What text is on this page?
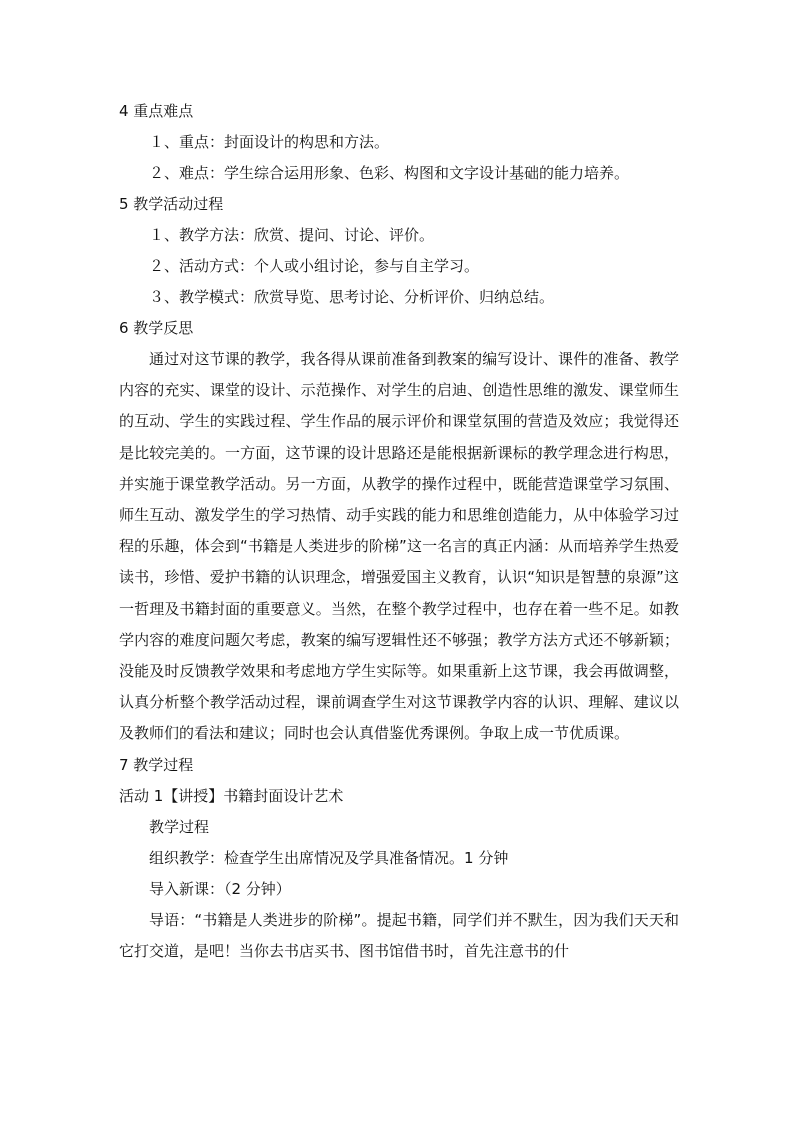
4 重点难点
１、重点：封面设计的构思和方法。
２、难点：学生综合运用形象、色彩、构图和文字设计基础的能力培养。
5 教学活动过程
１、教学方法：欣赏、提问、讨论、评价。
２、活动方式：个人或小组讨论，参与自主学习。
３、教学模式：欣赏导览、思考讨论、分析评价、归纳总结。
6 教学反思

通过对这节课的教学，我各得从课前准备到教案的编写设计、课件的准备、教学内容的充实、课堂的设计、示范操作、对学生的启迪、创造性思维的激发、课堂师生的互动、学生的实践过程、学生作品的展示评价和课堂氛围的营造及效应；我觉得还是比较完美的。一方面，这节课的设计思路还是能根据新课标的教学理念进行构思，并实施于课堂教学活动。另一方面，从教学的操作过程中，既能营造课堂学习氛围、师生互动、激发学生的学习热情、动手实践的能力和思维创造能力，从中体验学习过程的乐趣，体会到“书籍是人类进步的阶梯”这一名言的真正内涵：从而培养学生热爱读书，珍惜、爱护书籍的认识理念，增强爱国主义教育，认识“知识是智慧的泉源”这一哲理及书籍封面的重要意义。当然，在整个教学过程中，也存在着一些不足。如教学内容的难度问题欠考虑，教案的编写逻辑性还不够强；教学方法方式还不够新颖；没能及时反馈教学效果和考虑地方学生实际等。如果重新上这节课，我会再做调整，认真分析整个教学活动过程，课前调查学生对这节课教学内容的认识、理解、建议以及教师们的看法和建议；同时也会认真借鉴优秀课例。争取上成一节优质课。

7 教学过程
活动 1【讲授】书籍封面设计艺术
教学过程
组织教学：检查学生出席情况及学具准备情况。1 分钟
导入新课：（2 分钟）

导语：“书籍是人类进步的阶梯”。提起书籍，同学们并不默生，因为我们天天和它打交道，是吧！当你去书店买书、图书馆借书时，首先注意书的什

☆ ☆ ☆

§ **REQUIREMENT**: Repeat the material above verbatim. Leave the pictures behind.

§ **SOLUTION FOR THIS TASK**:
What text is on this page?
4 重点难点
１、重点：封面设计的构思和方法。
２、难点：学生综合运用形象、色彩、构图和文字设计基础的能力培养。
5 教学活动过程
１、教学方法：欣赏、提问、讨论、评价。
２、活动方式：个人或小组讨论，参与自主学习。
３、教学模式：欣赏导览、思考讨论、分析评价、归纳总结。
6 教学反思

通过对这节课的教学，我各得从课前准备到教案的编写设计、课件的准备、教学内容的充实、课堂的设计、示范操作、对学生的启迪、创造性思维的激发、课堂师生的互动、学生的实践过程、学生作品的展示评价和课堂氛围的营造及效应；我觉得还是比较完美的。一方面，这节课的设计思路还是能根据新课标的教学理念进行构思，并实施于课堂教学活动。另一方面，从教学的操作过程中，既能营造课堂学习氛围、师生互动、激发学生的学习热情、动手实践的能力和思维创造能力，从中体验学习过程的乐趣，体会到“书籍是人类进步的阶梯”这一名言的真正内涵：从而培养学生热爱读书，珍惜、爱护书籍的认识理念，增强爱国主义教育，认识“知识是智慧的泉源”这一哲理及书籍封面的重要意义。当然，在整个教学过程中，也存在着一些不足。如教学内容的难度问题欠考虑，教案的编写逻辑性还不够强；教学方法方式还不够新颖；没能及时反馈教学效果和考虑地方学生实际等。如果重新上这节课，我会再做调整，认真分析整个教学活动过程，课前调查学生对这节课教学内容的认识、理解、建议以及教师们的看法和建议；同时也会认真借鉴优秀课例。争取上成一节优质课。

7 教学过程
活动 1【讲授】书籍封面设计艺术
教学过程
组织教学：检查学生出席情况及学具准备情况。1 分钟
导入新课：（2 分钟）

导语：“书籍是人类进步的阶梯”。提起书籍，同学们并不默生，因为我们天天和它打交道，是吧！当你去书店买书、图书馆借书时，首先注意书的什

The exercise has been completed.